*Requirements*: Nothing should be left out: output all of the entries exactly.

** Begin **

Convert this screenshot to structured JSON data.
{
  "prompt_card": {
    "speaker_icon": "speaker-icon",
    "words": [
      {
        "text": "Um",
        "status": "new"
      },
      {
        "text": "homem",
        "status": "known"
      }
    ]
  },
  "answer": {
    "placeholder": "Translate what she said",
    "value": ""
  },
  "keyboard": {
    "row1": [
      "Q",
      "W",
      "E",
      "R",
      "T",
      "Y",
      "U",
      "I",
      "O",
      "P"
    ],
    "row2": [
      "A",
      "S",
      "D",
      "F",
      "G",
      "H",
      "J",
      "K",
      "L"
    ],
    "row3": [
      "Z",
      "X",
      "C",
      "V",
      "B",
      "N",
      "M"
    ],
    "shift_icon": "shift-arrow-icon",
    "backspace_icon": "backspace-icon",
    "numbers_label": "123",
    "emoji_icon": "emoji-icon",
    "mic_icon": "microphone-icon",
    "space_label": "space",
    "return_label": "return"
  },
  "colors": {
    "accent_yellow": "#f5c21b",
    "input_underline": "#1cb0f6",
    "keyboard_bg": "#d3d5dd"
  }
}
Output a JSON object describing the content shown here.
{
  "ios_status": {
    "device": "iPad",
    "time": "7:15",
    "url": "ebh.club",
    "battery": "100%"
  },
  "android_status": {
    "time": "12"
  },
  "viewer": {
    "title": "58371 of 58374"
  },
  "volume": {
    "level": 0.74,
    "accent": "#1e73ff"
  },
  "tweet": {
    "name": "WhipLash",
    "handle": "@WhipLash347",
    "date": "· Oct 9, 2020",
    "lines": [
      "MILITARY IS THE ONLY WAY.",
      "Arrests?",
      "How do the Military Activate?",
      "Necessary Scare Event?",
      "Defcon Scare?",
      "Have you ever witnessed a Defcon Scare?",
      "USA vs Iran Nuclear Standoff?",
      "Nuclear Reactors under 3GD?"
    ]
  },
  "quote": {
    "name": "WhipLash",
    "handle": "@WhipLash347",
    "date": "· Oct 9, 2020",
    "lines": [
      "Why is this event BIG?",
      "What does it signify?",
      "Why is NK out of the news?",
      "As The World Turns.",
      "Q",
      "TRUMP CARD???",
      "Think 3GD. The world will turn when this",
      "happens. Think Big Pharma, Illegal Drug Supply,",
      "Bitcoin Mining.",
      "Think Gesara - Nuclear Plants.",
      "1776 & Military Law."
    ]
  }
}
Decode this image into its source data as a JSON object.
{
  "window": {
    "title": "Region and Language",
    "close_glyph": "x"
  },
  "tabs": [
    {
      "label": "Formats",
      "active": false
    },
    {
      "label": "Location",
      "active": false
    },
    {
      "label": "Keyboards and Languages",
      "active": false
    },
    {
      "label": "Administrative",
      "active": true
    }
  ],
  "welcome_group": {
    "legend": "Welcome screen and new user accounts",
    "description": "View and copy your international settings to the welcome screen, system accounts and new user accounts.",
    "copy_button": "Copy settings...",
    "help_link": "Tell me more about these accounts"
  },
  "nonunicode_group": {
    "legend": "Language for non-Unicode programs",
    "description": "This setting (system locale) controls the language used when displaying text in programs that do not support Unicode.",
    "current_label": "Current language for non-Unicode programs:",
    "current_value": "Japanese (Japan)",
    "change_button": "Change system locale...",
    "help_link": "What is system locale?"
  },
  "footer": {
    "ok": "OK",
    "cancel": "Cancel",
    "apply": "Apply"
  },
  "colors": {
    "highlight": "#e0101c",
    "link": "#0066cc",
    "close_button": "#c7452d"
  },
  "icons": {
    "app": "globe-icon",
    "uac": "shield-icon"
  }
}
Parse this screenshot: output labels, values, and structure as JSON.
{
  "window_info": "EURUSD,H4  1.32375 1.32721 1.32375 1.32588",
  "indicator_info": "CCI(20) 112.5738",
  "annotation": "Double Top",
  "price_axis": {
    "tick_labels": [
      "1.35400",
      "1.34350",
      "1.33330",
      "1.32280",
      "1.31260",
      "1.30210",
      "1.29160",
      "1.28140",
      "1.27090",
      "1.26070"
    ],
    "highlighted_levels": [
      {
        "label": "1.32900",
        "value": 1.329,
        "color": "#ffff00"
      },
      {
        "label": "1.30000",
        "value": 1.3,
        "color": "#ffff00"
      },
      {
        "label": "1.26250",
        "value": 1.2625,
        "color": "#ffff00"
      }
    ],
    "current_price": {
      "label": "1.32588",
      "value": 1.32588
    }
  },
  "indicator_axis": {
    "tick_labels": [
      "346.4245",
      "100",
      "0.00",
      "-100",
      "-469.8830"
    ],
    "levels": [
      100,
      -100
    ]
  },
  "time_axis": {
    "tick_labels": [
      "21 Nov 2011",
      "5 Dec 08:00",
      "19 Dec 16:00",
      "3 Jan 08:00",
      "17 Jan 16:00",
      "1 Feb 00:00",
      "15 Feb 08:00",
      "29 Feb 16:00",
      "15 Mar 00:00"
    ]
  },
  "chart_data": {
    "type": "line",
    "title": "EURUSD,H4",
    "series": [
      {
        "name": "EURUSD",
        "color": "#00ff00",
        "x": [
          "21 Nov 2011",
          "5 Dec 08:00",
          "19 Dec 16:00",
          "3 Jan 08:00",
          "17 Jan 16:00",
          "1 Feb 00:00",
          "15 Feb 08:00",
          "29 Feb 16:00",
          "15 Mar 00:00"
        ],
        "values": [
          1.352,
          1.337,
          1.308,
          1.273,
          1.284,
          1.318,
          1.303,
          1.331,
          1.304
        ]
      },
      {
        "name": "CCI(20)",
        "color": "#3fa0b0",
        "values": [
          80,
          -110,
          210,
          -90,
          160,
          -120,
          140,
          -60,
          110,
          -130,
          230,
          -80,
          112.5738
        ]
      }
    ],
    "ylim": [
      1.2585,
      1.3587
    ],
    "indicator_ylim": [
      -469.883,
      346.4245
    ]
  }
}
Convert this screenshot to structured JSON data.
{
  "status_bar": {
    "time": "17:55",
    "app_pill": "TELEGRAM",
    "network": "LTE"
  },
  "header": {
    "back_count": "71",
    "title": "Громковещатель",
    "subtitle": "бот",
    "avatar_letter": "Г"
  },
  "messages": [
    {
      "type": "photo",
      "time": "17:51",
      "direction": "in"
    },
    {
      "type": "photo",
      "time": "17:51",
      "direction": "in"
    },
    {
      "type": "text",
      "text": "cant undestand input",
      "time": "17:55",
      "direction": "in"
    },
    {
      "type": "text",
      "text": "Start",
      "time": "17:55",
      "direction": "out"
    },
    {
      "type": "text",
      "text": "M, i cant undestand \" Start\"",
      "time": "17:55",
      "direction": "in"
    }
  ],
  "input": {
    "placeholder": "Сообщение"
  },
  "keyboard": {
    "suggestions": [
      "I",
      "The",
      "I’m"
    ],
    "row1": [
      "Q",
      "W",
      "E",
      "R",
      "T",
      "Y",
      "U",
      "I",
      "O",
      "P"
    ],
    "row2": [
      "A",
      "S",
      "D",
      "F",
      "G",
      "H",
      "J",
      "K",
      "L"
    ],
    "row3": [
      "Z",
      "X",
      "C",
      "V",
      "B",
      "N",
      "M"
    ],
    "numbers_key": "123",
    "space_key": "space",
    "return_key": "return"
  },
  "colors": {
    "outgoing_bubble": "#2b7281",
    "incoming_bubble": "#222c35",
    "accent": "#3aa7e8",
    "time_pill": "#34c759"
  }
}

** End **

*Answer to this exercise*:
Convert this screenshot to structured JSON data.
{
  "prompt_card": {
    "speaker_icon": "speaker-icon",
    "words": [
      {
        "text": "Um",
        "status": "new"
      },
      {
        "text": "homem",
        "status": "known"
      }
    ]
  },
  "answer": {
    "placeholder": "Translate what she said",
    "value": ""
  },
  "keyboard": {
    "row1": [
      "Q",
      "W",
      "E",
      "R",
      "T",
      "Y",
      "U",
      "I",
      "O",
      "P"
    ],
    "row2": [
      "A",
      "S",
      "D",
      "F",
      "G",
      "H",
      "J",
      "K",
      "L"
    ],
    "row3": [
      "Z",
      "X",
      "C",
      "V",
      "B",
      "N",
      "M"
    ],
    "shift_icon": "shift-arrow-icon",
    "backspace_icon": "backspace-icon",
    "numbers_label": "123",
    "emoji_icon": "emoji-icon",
    "mic_icon": "microphone-icon",
    "space_label": "space",
    "return_label": "return"
  },
  "colors": {
    "accent_yellow": "#f5c21b",
    "input_underline": "#1cb0f6",
    "keyboard_bg": "#d3d5dd"
  }
}
Output a JSON object describing the content shown here.
{
  "ios_status": {
    "device": "iPad",
    "time": "7:15",
    "url": "ebh.club",
    "battery": "100%"
  },
  "android_status": {
    "time": "12"
  },
  "viewer": {
    "title": "58371 of 58374"
  },
  "volume": {
    "level": 0.74,
    "accent": "#1e73ff"
  },
  "tweet": {
    "name": "WhipLash",
    "handle": "@WhipLash347",
    "date": "· Oct 9, 2020",
    "lines": [
      "MILITARY IS THE ONLY WAY.",
      "Arrests?",
      "How do the Military Activate?",
      "Necessary Scare Event?",
      "Defcon Scare?",
      "Have you ever witnessed a Defcon Scare?",
      "USA vs Iran Nuclear Standoff?",
      "Nuclear Reactors under 3GD?"
    ]
  },
  "quote": {
    "name": "WhipLash",
    "handle": "@WhipLash347",
    "date": "· Oct 9, 2020",
    "lines": [
      "Why is this event BIG?",
      "What does it signify?",
      "Why is NK out of the news?",
      "As The World Turns.",
      "Q",
      "TRUMP CARD???",
      "Think 3GD. The world will turn when this",
      "happens. Think Big Pharma, Illegal Drug Supply,",
      "Bitcoin Mining.",
      "Think Gesara - Nuclear Plants.",
      "1776 & Military Law."
    ]
  }
}
Decode this image into its source data as a JSON object.
{
  "window": {
    "title": "Region and Language",
    "close_glyph": "x"
  },
  "tabs": [
    {
      "label": "Formats",
      "active": false
    },
    {
      "label": "Location",
      "active": false
    },
    {
      "label": "Keyboards and Languages",
      "active": false
    },
    {
      "label": "Administrative",
      "active": true
    }
  ],
  "welcome_group": {
    "legend": "Welcome screen and new user accounts",
    "description": "View and copy your international settings to the welcome screen, system accounts and new user accounts.",
    "copy_button": "Copy settings...",
    "help_link": "Tell me more about these accounts"
  },
  "nonunicode_group": {
    "legend": "Language for non-Unicode programs",
    "description": "This setting (system locale) controls the language used when displaying text in programs that do not support Unicode.",
    "current_label": "Current language for non-Unicode programs:",
    "current_value": "Japanese (Japan)",
    "change_button": "Change system locale...",
    "help_link": "What is system locale?"
  },
  "footer": {
    "ok": "OK",
    "cancel": "Cancel",
    "apply": "Apply"
  },
  "colors": {
    "highlight": "#e0101c",
    "link": "#0066cc",
    "close_button": "#c7452d"
  },
  "icons": {
    "app": "globe-icon",
    "uac": "shield-icon"
  }
}
Parse this screenshot: output labels, values, and structure as JSON.
{
  "window_info": "EURUSD,H4  1.32375 1.32721 1.32375 1.32588",
  "indicator_info": "CCI(20) 112.5738",
  "annotation": "Double Top",
  "price_axis": {
    "tick_labels": [
      "1.35400",
      "1.34350",
      "1.33330",
      "1.32280",
      "1.31260",
      "1.30210",
      "1.29160",
      "1.28140",
      "1.27090",
      "1.26070"
    ],
    "highlighted_levels": [
      {
        "label": "1.32900",
        "value": 1.329,
        "color": "#ffff00"
      },
      {
        "label": "1.30000",
        "value": 1.3,
        "color": "#ffff00"
      },
      {
        "label": "1.26250",
        "value": 1.2625,
        "color": "#ffff00"
      }
    ],
    "current_price": {
      "label": "1.32588",
      "value": 1.32588
    }
  },
  "indicator_axis": {
    "tick_labels": [
      "346.4245",
      "100",
      "0.00",
      "-100",
      "-469.8830"
    ],
    "levels": [
      100,
      -100
    ]
  },
  "time_axis": {
    "tick_labels": [
      "21 Nov 2011",
      "5 Dec 08:00",
      "19 Dec 16:00",
      "3 Jan 08:00",
      "17 Jan 16:00",
      "1 Feb 00:00",
      "15 Feb 08:00",
      "29 Feb 16:00",
      "15 Mar 00:00"
    ]
  },
  "chart_data": {
    "type": "line",
    "title": "EURUSD,H4",
    "series": [
      {
        "name": "EURUSD",
        "color": "#00ff00",
        "x": [
          "21 Nov 2011",
          "5 Dec 08:00",
          "19 Dec 16:00",
          "3 Jan 08:00",
          "17 Jan 16:00",
          "1 Feb 00:00",
          "15 Feb 08:00",
          "29 Feb 16:00",
          "15 Mar 00:00"
        ],
        "values": [
          1.352,
          1.337,
          1.308,
          1.273,
          1.284,
          1.318,
          1.303,
          1.331,
          1.304
        ]
      },
      {
        "name": "CCI(20)",
        "color": "#3fa0b0",
        "values": [
          80,
          -110,
          210,
          -90,
          160,
          -120,
          140,
          -60,
          110,
          -130,
          230,
          -80,
          112.5738
        ]
      }
    ],
    "ylim": [
      1.2585,
      1.3587
    ],
    "indicator_ylim": [
      -469.883,
      346.4245
    ]
  }
}
Convert this screenshot to structured JSON data.
{
  "status_bar": {
    "time": "17:55",
    "app_pill": "TELEGRAM",
    "network": "LTE"
  },
  "header": {
    "back_count": "71",
    "title": "Громковещатель",
    "subtitle": "бот",
    "avatar_letter": "Г"
  },
  "messages": [
    {
      "type": "photo",
      "time": "17:51",
      "direction": "in"
    },
    {
      "type": "photo",
      "time": "17:51",
      "direction": "in"
    },
    {
      "type": "text",
      "text": "cant undestand input",
      "time": "17:55",
      "direction": "in"
    },
    {
      "type": "text",
      "text": "Start",
      "time": "17:55",
      "direction": "out"
    },
    {
      "type": "text",
      "text": "M, i cant undestand \" Start\"",
      "time": "17:55",
      "direction": "in"
    }
  ],
  "input": {
    "placeholder": "Сообщение"
  },
  "keyboard": {
    "suggestions": [
      "I",
      "The",
      "I’m"
    ],
    "row1": [
      "Q",
      "W",
      "E",
      "R",
      "T",
      "Y",
      "U",
      "I",
      "O",
      "P"
    ],
    "row2": [
      "A",
      "S",
      "D",
      "F",
      "G",
      "H",
      "J",
      "K",
      "L"
    ],
    "row3": [
      "Z",
      "X",
      "C",
      "V",
      "B",
      "N",
      "M"
    ],
    "numbers_key": "123",
    "space_key": "space",
    "return_key": "return"
  },
  "colors": {
    "outgoing_bubble": "#2b7281",
    "incoming_bubble": "#222c35",
    "accent": "#3aa7e8",
    "time_pill": "#34c759"
  }
}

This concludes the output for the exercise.